* **REQUIREMENT 1**: Transcribe word for word the part of the passage about sleep deprivation that opens with the words containing "Maybe I fell" and closes with "my arm. Urgently.".
* **REQUIREMENT 2**: Using the passage about sleep deprivation, decide whether each statement agrees with it, and back each yes or no with the deciding words quoted exactly: (a) Hubby rotated through medicine on a different team from the narrator. (b) The narrator could hear the sobbing while watching from above. (c) The return train tickets the narrator threw out had already been used.

*** Opening SOURCE PASSAGE ***

Maybe I fell asleep and dreamed this, but I left my body, rising up up up to look down from above on my sobbing self. As if watching a silent movie (because there was no sound), I observed my shoulders heave, the back of my head bobble on arms folded on the desk, my white-coated spine shake on the chair seat. And then, suddenly, I was back in my body, feeling the wet on my cheeks, hearing my sobs, and Hubby’s hand shaking my arm. Urgently.
“D?! What’s wrong?” I’m ordinarily stoic. To see me so fraught must have freaked him out. Hubby rotated through medicine at the same I did, on a different team. I lucked out we were both on call that night. If it had been anybody else, I couldn’t have confessed my shameful memory lapse.
He wrote down the equation on a torn strip of progress note paper, kept his arm around me while I composed myself, and sent me off with a hug when we parted. “You’re fine. You’re just sleep deprived.” Just sleep deprived.
We take our complex cognitive faculties completely for granted. At least I do. Or did. Not any more. Respect is in order, for how tenuous these capacities are, how easily disrupted. I still can’t get over that I threw out thirty pounds— Sixty dollars!— worth of unused return train tickets. "Don't worry about it," Hubby said. "You were just jet lagged." Just jet lagged.

*** Closing SOURCE PASSAGE ***
*** Opening INFORMATION SHOWN ***

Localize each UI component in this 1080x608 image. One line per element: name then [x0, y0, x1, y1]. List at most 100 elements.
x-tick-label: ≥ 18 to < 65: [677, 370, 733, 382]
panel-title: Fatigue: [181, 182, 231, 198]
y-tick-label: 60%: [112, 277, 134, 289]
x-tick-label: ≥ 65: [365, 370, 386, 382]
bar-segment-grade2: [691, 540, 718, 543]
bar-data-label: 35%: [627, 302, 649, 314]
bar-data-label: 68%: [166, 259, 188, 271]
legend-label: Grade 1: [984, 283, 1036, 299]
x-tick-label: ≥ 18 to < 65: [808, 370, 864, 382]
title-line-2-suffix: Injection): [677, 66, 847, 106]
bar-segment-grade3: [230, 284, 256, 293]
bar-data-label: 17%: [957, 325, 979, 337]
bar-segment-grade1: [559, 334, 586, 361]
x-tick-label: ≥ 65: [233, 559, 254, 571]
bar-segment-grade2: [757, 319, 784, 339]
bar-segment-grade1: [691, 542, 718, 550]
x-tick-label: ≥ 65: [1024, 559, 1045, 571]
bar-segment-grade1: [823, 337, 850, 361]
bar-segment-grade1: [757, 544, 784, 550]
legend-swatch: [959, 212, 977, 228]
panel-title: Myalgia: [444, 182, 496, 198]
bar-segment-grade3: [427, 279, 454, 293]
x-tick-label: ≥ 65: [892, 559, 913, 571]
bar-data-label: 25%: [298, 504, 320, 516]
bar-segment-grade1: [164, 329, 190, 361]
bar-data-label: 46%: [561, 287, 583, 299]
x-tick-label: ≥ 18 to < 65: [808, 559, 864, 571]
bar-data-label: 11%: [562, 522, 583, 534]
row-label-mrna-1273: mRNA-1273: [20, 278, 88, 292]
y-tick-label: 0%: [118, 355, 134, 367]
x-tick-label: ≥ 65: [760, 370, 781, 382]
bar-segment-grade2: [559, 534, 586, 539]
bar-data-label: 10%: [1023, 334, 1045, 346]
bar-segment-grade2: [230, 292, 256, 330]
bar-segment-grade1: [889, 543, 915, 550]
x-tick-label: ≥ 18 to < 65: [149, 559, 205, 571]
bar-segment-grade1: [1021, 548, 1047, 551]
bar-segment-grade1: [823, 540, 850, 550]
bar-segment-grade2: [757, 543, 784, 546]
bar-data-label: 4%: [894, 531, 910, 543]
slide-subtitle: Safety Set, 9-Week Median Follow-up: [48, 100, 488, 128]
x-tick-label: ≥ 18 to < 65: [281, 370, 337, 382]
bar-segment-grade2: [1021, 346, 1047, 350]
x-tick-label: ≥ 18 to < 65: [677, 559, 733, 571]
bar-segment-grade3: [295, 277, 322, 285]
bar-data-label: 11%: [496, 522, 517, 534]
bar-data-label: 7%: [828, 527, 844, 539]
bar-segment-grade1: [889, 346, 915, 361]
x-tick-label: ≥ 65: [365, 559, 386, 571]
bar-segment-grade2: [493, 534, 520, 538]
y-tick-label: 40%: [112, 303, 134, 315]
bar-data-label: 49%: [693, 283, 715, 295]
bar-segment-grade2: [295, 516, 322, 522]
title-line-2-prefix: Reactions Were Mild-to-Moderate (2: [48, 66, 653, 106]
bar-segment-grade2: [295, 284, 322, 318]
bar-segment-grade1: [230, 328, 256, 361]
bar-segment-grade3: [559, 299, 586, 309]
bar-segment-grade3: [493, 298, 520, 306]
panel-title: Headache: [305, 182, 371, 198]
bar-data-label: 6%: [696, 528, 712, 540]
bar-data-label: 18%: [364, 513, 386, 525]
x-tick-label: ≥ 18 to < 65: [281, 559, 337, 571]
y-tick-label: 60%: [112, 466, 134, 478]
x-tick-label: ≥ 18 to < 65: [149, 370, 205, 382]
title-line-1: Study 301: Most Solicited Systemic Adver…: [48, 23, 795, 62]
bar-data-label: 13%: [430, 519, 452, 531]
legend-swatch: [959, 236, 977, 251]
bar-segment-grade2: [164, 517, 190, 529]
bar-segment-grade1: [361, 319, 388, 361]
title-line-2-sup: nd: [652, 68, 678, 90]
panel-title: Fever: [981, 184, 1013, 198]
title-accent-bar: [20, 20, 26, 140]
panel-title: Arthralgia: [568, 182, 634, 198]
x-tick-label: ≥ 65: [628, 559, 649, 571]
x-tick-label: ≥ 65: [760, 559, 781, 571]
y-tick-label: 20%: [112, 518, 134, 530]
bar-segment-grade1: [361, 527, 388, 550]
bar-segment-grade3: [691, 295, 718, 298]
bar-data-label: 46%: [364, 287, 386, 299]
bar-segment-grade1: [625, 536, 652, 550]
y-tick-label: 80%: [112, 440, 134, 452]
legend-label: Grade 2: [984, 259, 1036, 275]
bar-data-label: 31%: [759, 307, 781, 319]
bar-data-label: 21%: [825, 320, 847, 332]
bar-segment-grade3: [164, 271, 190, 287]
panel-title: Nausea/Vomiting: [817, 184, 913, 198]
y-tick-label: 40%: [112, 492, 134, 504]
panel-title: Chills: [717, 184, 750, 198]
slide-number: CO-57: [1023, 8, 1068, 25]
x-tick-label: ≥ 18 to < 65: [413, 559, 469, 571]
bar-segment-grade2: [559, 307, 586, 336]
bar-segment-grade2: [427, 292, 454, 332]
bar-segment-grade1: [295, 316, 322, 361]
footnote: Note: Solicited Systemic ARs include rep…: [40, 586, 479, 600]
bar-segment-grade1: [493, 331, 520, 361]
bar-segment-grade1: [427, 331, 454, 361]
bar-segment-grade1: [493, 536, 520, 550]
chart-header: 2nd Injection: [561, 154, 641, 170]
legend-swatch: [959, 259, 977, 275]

*** Closing INFORMATION SHOWN ***

* **TASK OUTPUT 1**:
Maybe I fell asleep and dreamed this, but I left my body, rising up up up to look down from above on my sobbing self. As if watching a silent movie (because there was no sound), I observed my shoulders heave, the back of my head bobble on arms folded on the desk, my white-coated spine shake on the chair seat. And then, suddenly, I was back in my body, feeling the wet on my cheeks, hearing my sobs, and Hubby’s hand shaking my arm. Urgently.

* **TASK OUTPUT 2**:
(a) Yes: "Hubby rotated through medicine at the same I did, on a different team."
(b) No: "As if watching a silent movie (because there was no sound)"
(c) No: "I threw out thirty pounds— Sixty dollars!— worth of unused return train tickets."